Records contained in a dataset
-*-

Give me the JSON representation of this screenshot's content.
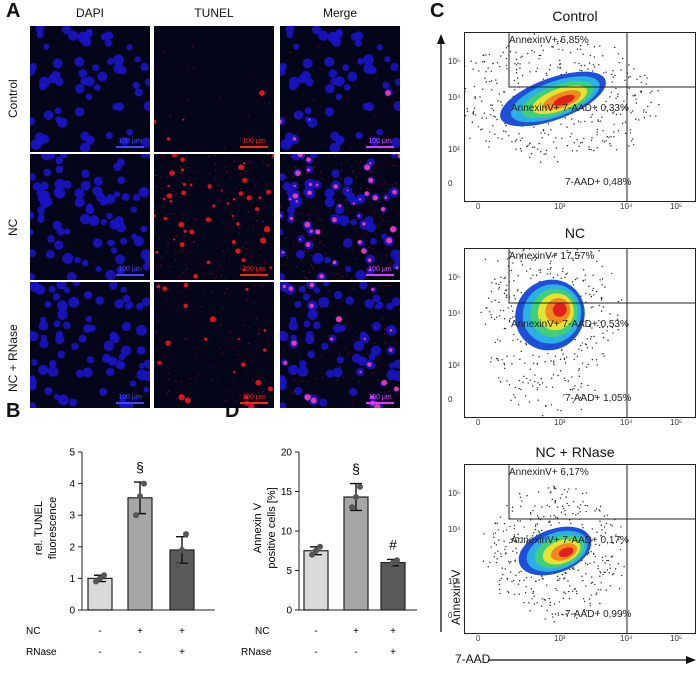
{
  "panel_letters": {
    "a": "A",
    "b": "B",
    "c": "C",
    "d": "D"
  },
  "panelA": {
    "columns": [
      "DAPI",
      "TUNEL",
      "Merge"
    ],
    "rows": [
      "Control",
      "NC",
      "NC + RNase"
    ],
    "scale_bar_label": "100 μm",
    "colors": {
      "dapi": "#1a14c8",
      "tunel": "#e0121a",
      "background": "#05051a",
      "scale_dapi": "#3b48ff",
      "scale_tunel": "#ff2020",
      "scale_merge": "#d040ff"
    }
  },
  "panelB": {
    "ylabel_line1": "rel. TUNEL",
    "ylabel_line2": "fluorescence",
    "yticks": [
      "0",
      "1",
      "2",
      "3",
      "4",
      "5"
    ],
    "rows": [
      {
        "label": "NC",
        "marks": [
          "-",
          "+",
          "+"
        ]
      },
      {
        "label": "RNase",
        "marks": [
          "-",
          "-",
          "+"
        ]
      }
    ],
    "significance": [
      "",
      "§",
      ""
    ]
  },
  "panelD": {
    "ylabel_line1": "Annexin V",
    "ylabel_line2": "positive cells [%]",
    "yticks": [
      "0",
      "5",
      "10",
      "15",
      "20"
    ],
    "rows": [
      {
        "label": "NC",
        "marks": [
          "-",
          "+",
          "+"
        ]
      },
      {
        "label": "RNase",
        "marks": [
          "-",
          "-",
          "+"
        ]
      }
    ],
    "significance": [
      "",
      "§",
      "#"
    ]
  },
  "panelC": {
    "x_axis_label": "7-AAD",
    "y_axis_label": "Annexin-V",
    "plots": [
      {
        "title": "Control",
        "q_annexin": "AnnexinV+ 6,85%",
        "q_double": "AnnexinV+ 7-AAD+ 0,33%",
        "q_7aad": "7-AAD+ 0,48%"
      },
      {
        "title": "NC",
        "q_annexin": "AnnexinV+ 17,57%",
        "q_double": "AnnexinV+ 7-AAD+ 0,53%",
        "q_7aad": "7-AAD+ 1,05%"
      },
      {
        "title": "NC + RNase",
        "q_annexin": "AnnexinV+ 6,17%",
        "q_double": "AnnexinV+ 7-AAD+ 0,17%",
        "q_7aad": "7-AAD+ 0,99%"
      }
    ],
    "x_ticks": [
      "0",
      "10³",
      "10⁴",
      "10⁵"
    ],
    "y_ticks": [
      "10⁵",
      "10⁴",
      "10³",
      "0"
    ],
    "heat_colors": [
      "#1f4fd8",
      "#2bb0e6",
      "#3fcf7a",
      "#e5e233",
      "#f08a1f",
      "#e0201a"
    ]
  },
  "chart_data": [
    {
      "type": "bar",
      "categories": [
        "Control",
        "NC",
        "NC + RNase"
      ],
      "values": [
        1.0,
        3.55,
        1.9
      ],
      "errors": [
        0.1,
        0.5,
        0.42
      ],
      "points": [
        [
          0.9,
          1.0,
          1.1
        ],
        [
          3.0,
          3.6,
          4.0
        ],
        [
          1.4,
          1.9,
          2.4
        ]
      ],
      "ylabel": "rel. TUNEL fluorescence",
      "ylim": [
        0,
        5
      ],
      "bar_colors": [
        "#d9d9d9",
        "#a6a6a6",
        "#5a5a5a"
      ]
    },
    {
      "type": "bar",
      "categories": [
        "Control",
        "NC",
        "NC + RNase"
      ],
      "values": [
        7.5,
        14.3,
        6.0
      ],
      "errors": [
        0.5,
        1.7,
        0.4
      ],
      "points": [
        [
          7.0,
          7.5,
          8.0
        ],
        [
          13.0,
          14.3,
          15.6
        ],
        [
          5.6,
          6.0,
          6.3
        ]
      ],
      "ylabel": "Annexin V positive cells [%]",
      "ylim": [
        0,
        20
      ],
      "bar_colors": [
        "#d9d9d9",
        "#a6a6a6",
        "#5a5a5a"
      ]
    }
  ]
}
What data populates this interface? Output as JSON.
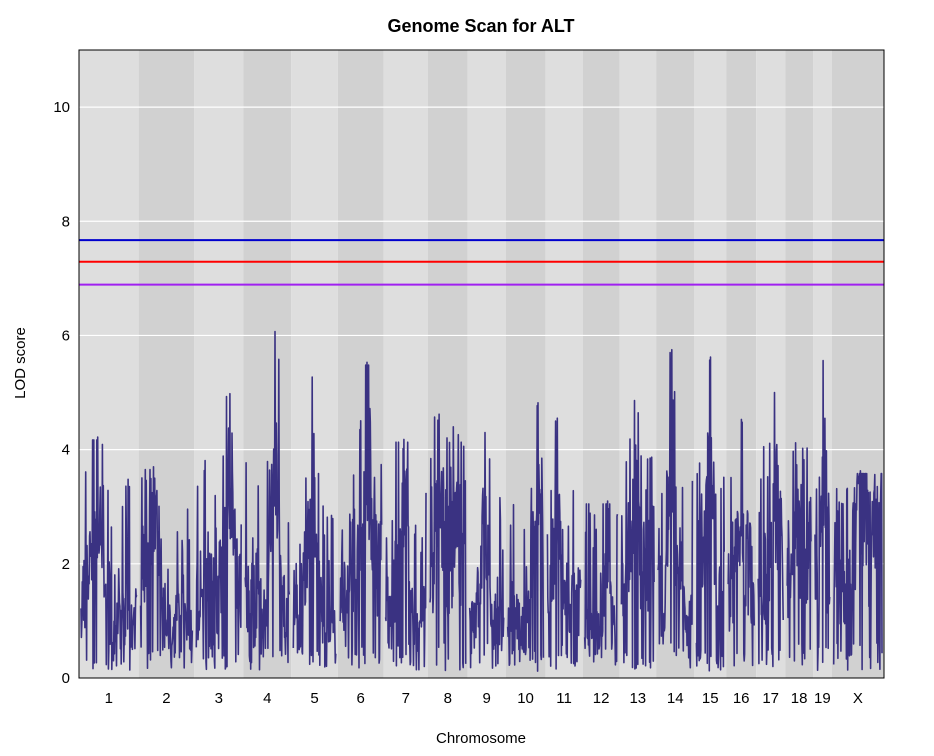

-*-

Task requirements: Without copying the pictures, transcribe the entries exactly.

Written response:
Give me the JSON representation of this screenshot's content.
{
  "panel_letters": {
    "a": "A",
    "b": "B",
    "c": "C",
    "d": "D"
  },
  "panelA": {
    "columns": [
      "DAPI",
      "TUNEL",
      "Merge"
    ],
    "rows": [
      "Control",
      "NC",
      "NC + RNase"
    ],
    "scale_bar_label": "100 μm",
    "colors": {
      "dapi": "#1a14c8",
      "tunel": "#e0121a",
      "background": "#05051a",
      "scale_dapi": "#3b48ff",
      "scale_tunel": "#ff2020",
      "scale_merge": "#d040ff"
    }
  },
  "panelB": {
    "ylabel_line1": "rel. TUNEL",
    "ylabel_line2": "fluorescence",
    "yticks": [
      "0",
      "1",
      "2",
      "3",
      "4",
      "5"
    ],
    "rows": [
      {
        "label": "NC",
        "marks": [
          "-",
          "+",
          "+"
        ]
      },
      {
        "label": "RNase",
        "marks": [
          "-",
          "-",
          "+"
        ]
      }
    ],
    "significance": [
      "",
      "§",
      ""
    ]
  },
  "panelD": {
    "ylabel_line1": "Annexin V",
    "ylabel_line2": "positive cells [%]",
    "yticks": [
      "0",
      "5",
      "10",
      "15",
      "20"
    ],
    "rows": [
      {
        "label": "NC",
        "marks": [
          "-",
          "+",
          "+"
        ]
      },
      {
        "label": "RNase",
        "marks": [
          "-",
          "-",
          "+"
        ]
      }
    ],
    "significance": [
      "",
      "§",
      "#"
    ]
  },
  "panelC": {
    "x_axis_label": "7-AAD",
    "y_axis_label": "Annexin-V",
    "plots": [
      {
        "title": "Control",
        "q_annexin": "AnnexinV+ 6,85%",
        "q_double": "AnnexinV+ 7-AAD+ 0,33%",
        "q_7aad": "7-AAD+ 0,48%"
      },
      {
        "title": "NC",
        "q_annexin": "AnnexinV+ 17,57%",
        "q_double": "AnnexinV+ 7-AAD+ 0,53%",
        "q_7aad": "7-AAD+ 1,05%"
      },
      {
        "title": "NC + RNase",
        "q_annexin": "AnnexinV+ 6,17%",
        "q_double": "AnnexinV+ 7-AAD+ 0,17%",
        "q_7aad": "7-AAD+ 0,99%"
      }
    ],
    "x_ticks": [
      "0",
      "10³",
      "10⁴",
      "10⁵"
    ],
    "y_ticks": [
      "10⁵",
      "10⁴",
      "10³",
      "0"
    ],
    "heat_colors": [
      "#1f4fd8",
      "#2bb0e6",
      "#3fcf7a",
      "#e5e233",
      "#f08a1f",
      "#e0201a"
    ]
  },
  "chart_data": [
    {
      "type": "bar",
      "categories": [
        "Control",
        "NC",
        "NC + RNase"
      ],
      "values": [
        1.0,
        3.55,
        1.9
      ],
      "errors": [
        0.1,
        0.5,
        0.42
      ],
      "points": [
        [
          0.9,
          1.0,
          1.1
        ],
        [
          3.0,
          3.6,
          4.0
        ],
        [
          1.4,
          1.9,
          2.4
        ]
      ],
      "ylabel": "rel. TUNEL fluorescence",
      "ylim": [
        0,
        5
      ],
      "bar_colors": [
        "#d9d9d9",
        "#a6a6a6",
        "#5a5a5a"
      ]
    },
    {
      "type": "bar",
      "categories": [
        "Control",
        "NC",
        "NC + RNase"
      ],
      "values": [
        7.5,
        14.3,
        6.0
      ],
      "errors": [
        0.5,
        1.7,
        0.4
      ],
      "points": [
        [
          7.0,
          7.5,
          8.0
        ],
        [
          13.0,
          14.3,
          15.6
        ],
        [
          5.6,
          6.0,
          6.3
        ]
      ],
      "ylabel": "Annexin V positive cells [%]",
      "ylim": [
        0,
        20
      ],
      "bar_colors": [
        "#d9d9d9",
        "#a6a6a6",
        "#5a5a5a"
      ]
    }
  ]
}
What data populates this interface? Output as JSON.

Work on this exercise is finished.